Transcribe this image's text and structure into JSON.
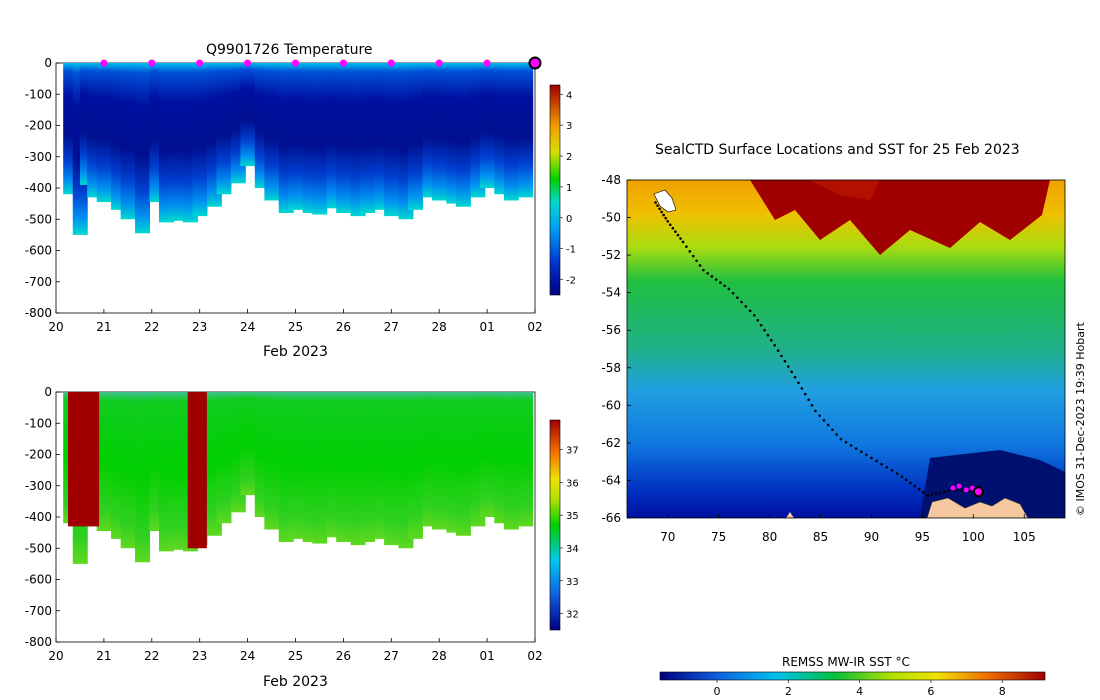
{
  "chart_data": [
    {
      "type": "heatmap",
      "title": "Q9901726  Temperature",
      "xlabel": "Feb 2023",
      "ylabel": "",
      "x_tick_labels": [
        "20",
        "21",
        "22",
        "23",
        "24",
        "25",
        "26",
        "27",
        "28",
        "01",
        "02"
      ],
      "y_tick_labels": [
        "0",
        "-100",
        "-200",
        "-300",
        "-400",
        "-500",
        "-600",
        "-700",
        "-800"
      ],
      "ylim": [
        -800,
        0
      ],
      "xlim_days": [
        0,
        10
      ],
      "colorbar": {
        "ticks": [
          "4",
          "3",
          "2",
          "1",
          "0",
          "-1",
          "-2"
        ],
        "range": [
          -2.5,
          4.3
        ]
      },
      "profile_day_offsets": [
        0.3,
        0.5,
        0.65,
        0.8,
        1.0,
        1.3,
        1.5,
        1.8,
        2.1,
        2.3,
        2.5,
        2.8,
        3.0,
        3.3,
        3.5,
        3.8,
        4.0,
        4.3,
        4.5,
        4.8,
        5.0,
        5.3,
        5.5,
        5.8,
        6.0,
        6.3,
        6.5,
        6.8,
        7.0,
        7.3,
        7.5,
        7.8,
        8.0,
        8.3,
        8.5,
        8.8,
        9.0,
        9.3,
        9.5,
        9.8
      ],
      "profile_max_depths": [
        -420,
        -550,
        -390,
        -430,
        -445,
        -470,
        -500,
        -545,
        -445,
        -510,
        -505,
        -510,
        -490,
        -460,
        -420,
        -385,
        -330,
        -400,
        -440,
        -480,
        -470,
        -480,
        -485,
        -465,
        -480,
        -490,
        -480,
        -470,
        -490,
        -500,
        -470,
        -430,
        -440,
        -450,
        -460,
        -430,
        -400,
        -420,
        -440,
        -430
      ],
      "surface_markers_day": [
        1,
        2,
        3,
        4,
        5,
        6,
        7,
        8,
        9
      ],
      "current_marker_day": 10
    },
    {
      "type": "heatmap",
      "title": "",
      "xlabel": "Feb 2023",
      "ylabel": "",
      "x_tick_labels": [
        "20",
        "21",
        "22",
        "23",
        "24",
        "25",
        "26",
        "27",
        "28",
        "01",
        "02"
      ],
      "y_tick_labels": [
        "0",
        "-100",
        "-200",
        "-300",
        "-400",
        "-500",
        "-600",
        "-700",
        "-800"
      ],
      "ylim": [
        -800,
        0
      ],
      "colorbar": {
        "ticks": [
          "37",
          "36",
          "35",
          "34",
          "33",
          "32"
        ],
        "range": [
          31.5,
          37.9
        ]
      }
    },
    {
      "type": "heatmap",
      "title": "SealCTD Surface Locations and SST for 25 Feb 2023",
      "xlabel": "",
      "ylabel": "",
      "x_tick_labels": [
        "70",
        "75",
        "80",
        "85",
        "90",
        "95",
        "100",
        "105"
      ],
      "y_tick_labels": [
        "-48",
        "-50",
        "-52",
        "-54",
        "-56",
        "-58",
        "-60",
        "-62",
        "-64",
        "-66"
      ],
      "xlim": [
        66,
        109
      ],
      "ylim": [
        -66,
        -48
      ],
      "track_lonlat": [
        [
          68.8,
          -49.2
        ],
        [
          70.0,
          -50.2
        ],
        [
          71.5,
          -51.3
        ],
        [
          73.5,
          -52.8
        ],
        [
          76.0,
          -53.8
        ],
        [
          78.5,
          -55.2
        ],
        [
          80.5,
          -56.8
        ],
        [
          82.5,
          -58.5
        ],
        [
          84.5,
          -60.3
        ],
        [
          87.0,
          -61.8
        ],
        [
          90.0,
          -62.8
        ],
        [
          93.0,
          -63.8
        ],
        [
          95.5,
          -64.8
        ],
        [
          98.0,
          -64.5
        ],
        [
          100.5,
          -64.6
        ]
      ],
      "colorbar": {
        "label": "REMSS MW-IR SST °C",
        "ticks": [
          "0",
          "2",
          "4",
          "6",
          "8"
        ],
        "range": [
          -1.6,
          9.2
        ]
      }
    }
  ],
  "credit": "© IMOS 31-Dec-2023 19:39 Hobart"
}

- WHAT THE TASK REQUIRES:
Go over the records above and tally each line that includes "title". Give the total by itself.

- REPLY:
3